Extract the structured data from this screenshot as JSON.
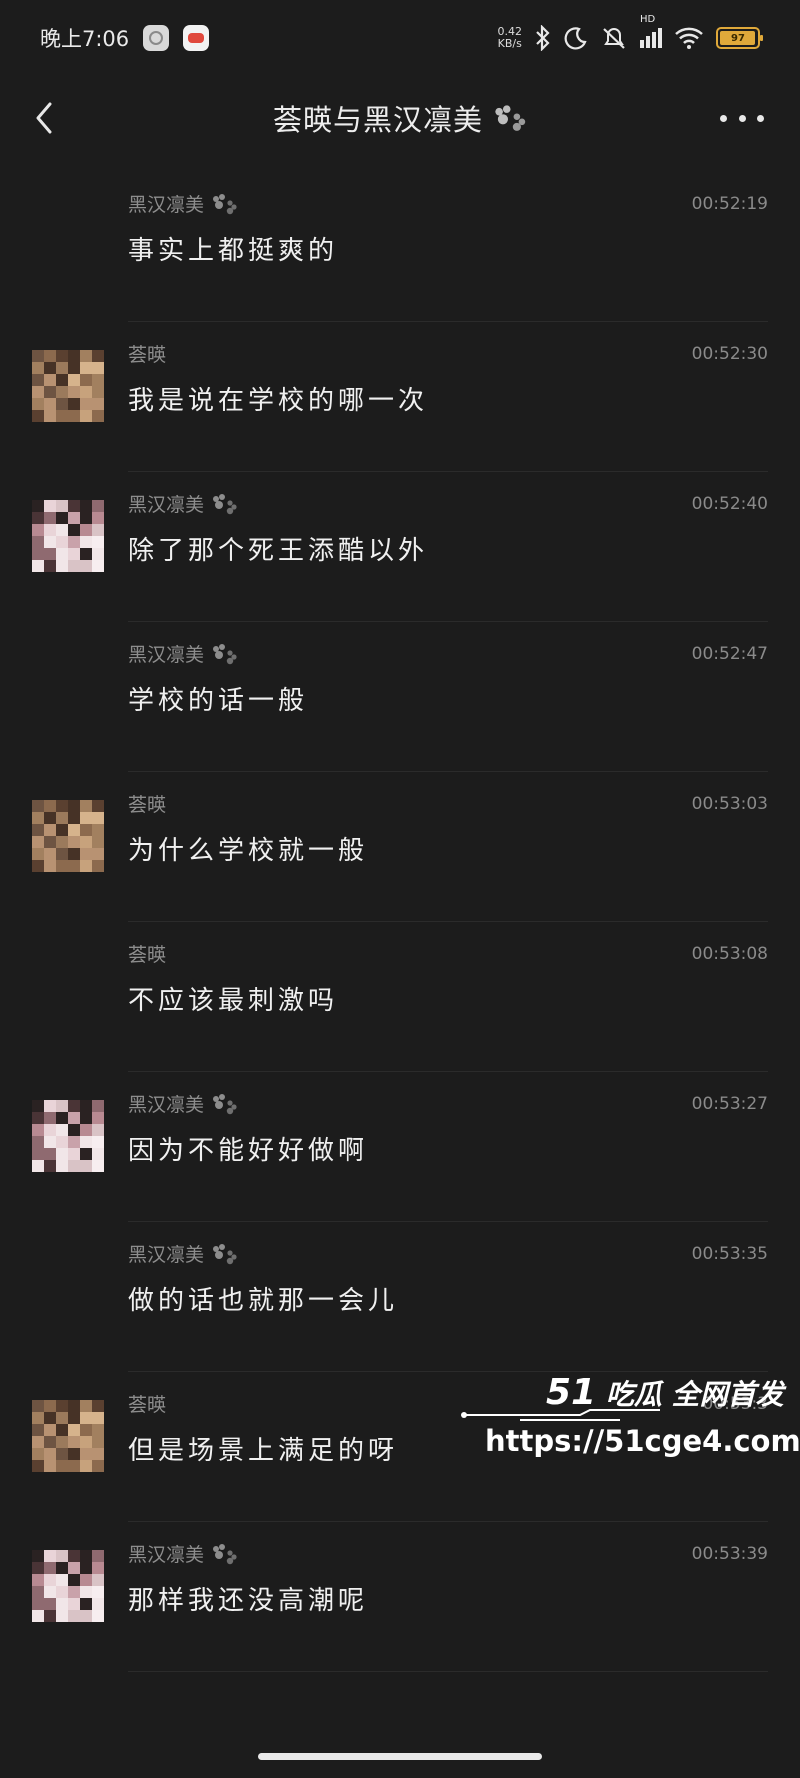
{
  "status_bar": {
    "time": "晚上7:06",
    "net_speed_value": "0.42",
    "net_speed_unit": "KB/s",
    "signal_label": "HD",
    "battery_level": "97"
  },
  "header": {
    "title": "荟暎与黑汉凛美"
  },
  "messages": [
    {
      "sender": "黑汉凛美",
      "time": "00:52:19",
      "text": "事实上都挺爽的",
      "avatar": "none"
    },
    {
      "sender": "荟暎",
      "time": "00:52:30",
      "text": "我是说在学校的哪一次",
      "avatar": "a"
    },
    {
      "sender": "黑汉凛美",
      "time": "00:52:40",
      "text": "除了那个死王添酷以外",
      "avatar": "b"
    },
    {
      "sender": "黑汉凛美",
      "time": "00:52:47",
      "text": "学校的话一般",
      "avatar": "none"
    },
    {
      "sender": "荟暎",
      "time": "00:53:03",
      "text": "为什么学校就一般",
      "avatar": "a"
    },
    {
      "sender": "荟暎",
      "time": "00:53:08",
      "text": "不应该最刺激吗",
      "avatar": "none"
    },
    {
      "sender": "黑汉凛美",
      "time": "00:53:27",
      "text": "因为不能好好做啊",
      "avatar": "b"
    },
    {
      "sender": "黑汉凛美",
      "time": "00:53:35",
      "text": "做的话也就那一会儿",
      "avatar": "none"
    },
    {
      "sender": "荟暎",
      "time": "00:53:3",
      "text": "但是场景上满足的呀",
      "avatar": "a"
    },
    {
      "sender": "黑汉凛美",
      "time": "00:53:39",
      "text": "那样我还没高潮呢",
      "avatar": "b"
    }
  ],
  "watermark": {
    "brand_number": "51",
    "brand_text": "吃瓜 全网首发",
    "url": "https://51cge4.com"
  },
  "colors": {
    "background": "#1c1c1c",
    "text": "#f0f0f0",
    "muted": "#8a8a8a",
    "battery": "#e0a93a"
  }
}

TASK PROMPT: Restate the data above word for word. Skip every picture.

OUTPUT OF THE EXERCISE:
Extract the structured data from this screenshot as JSON.
{
  "status_bar": {
    "time": "晚上7:06",
    "net_speed_value": "0.42",
    "net_speed_unit": "KB/s",
    "signal_label": "HD",
    "battery_level": "97"
  },
  "header": {
    "title": "荟暎与黑汉凛美"
  },
  "messages": [
    {
      "sender": "黑汉凛美",
      "time": "00:52:19",
      "text": "事实上都挺爽的",
      "avatar": "none"
    },
    {
      "sender": "荟暎",
      "time": "00:52:30",
      "text": "我是说在学校的哪一次",
      "avatar": "a"
    },
    {
      "sender": "黑汉凛美",
      "time": "00:52:40",
      "text": "除了那个死王添酷以外",
      "avatar": "b"
    },
    {
      "sender": "黑汉凛美",
      "time": "00:52:47",
      "text": "学校的话一般",
      "avatar": "none"
    },
    {
      "sender": "荟暎",
      "time": "00:53:03",
      "text": "为什么学校就一般",
      "avatar": "a"
    },
    {
      "sender": "荟暎",
      "time": "00:53:08",
      "text": "不应该最刺激吗",
      "avatar": "none"
    },
    {
      "sender": "黑汉凛美",
      "time": "00:53:27",
      "text": "因为不能好好做啊",
      "avatar": "b"
    },
    {
      "sender": "黑汉凛美",
      "time": "00:53:35",
      "text": "做的话也就那一会儿",
      "avatar": "none"
    },
    {
      "sender": "荟暎",
      "time": "00:53:3",
      "text": "但是场景上满足的呀",
      "avatar": "a"
    },
    {
      "sender": "黑汉凛美",
      "time": "00:53:39",
      "text": "那样我还没高潮呢",
      "avatar": "b"
    }
  ],
  "watermark": {
    "brand_number": "51",
    "brand_text": "吃瓜 全网首发",
    "url": "https://51cge4.com"
  },
  "colors": {
    "background": "#1c1c1c",
    "text": "#f0f0f0",
    "muted": "#8a8a8a",
    "battery": "#e0a93a"
  }
}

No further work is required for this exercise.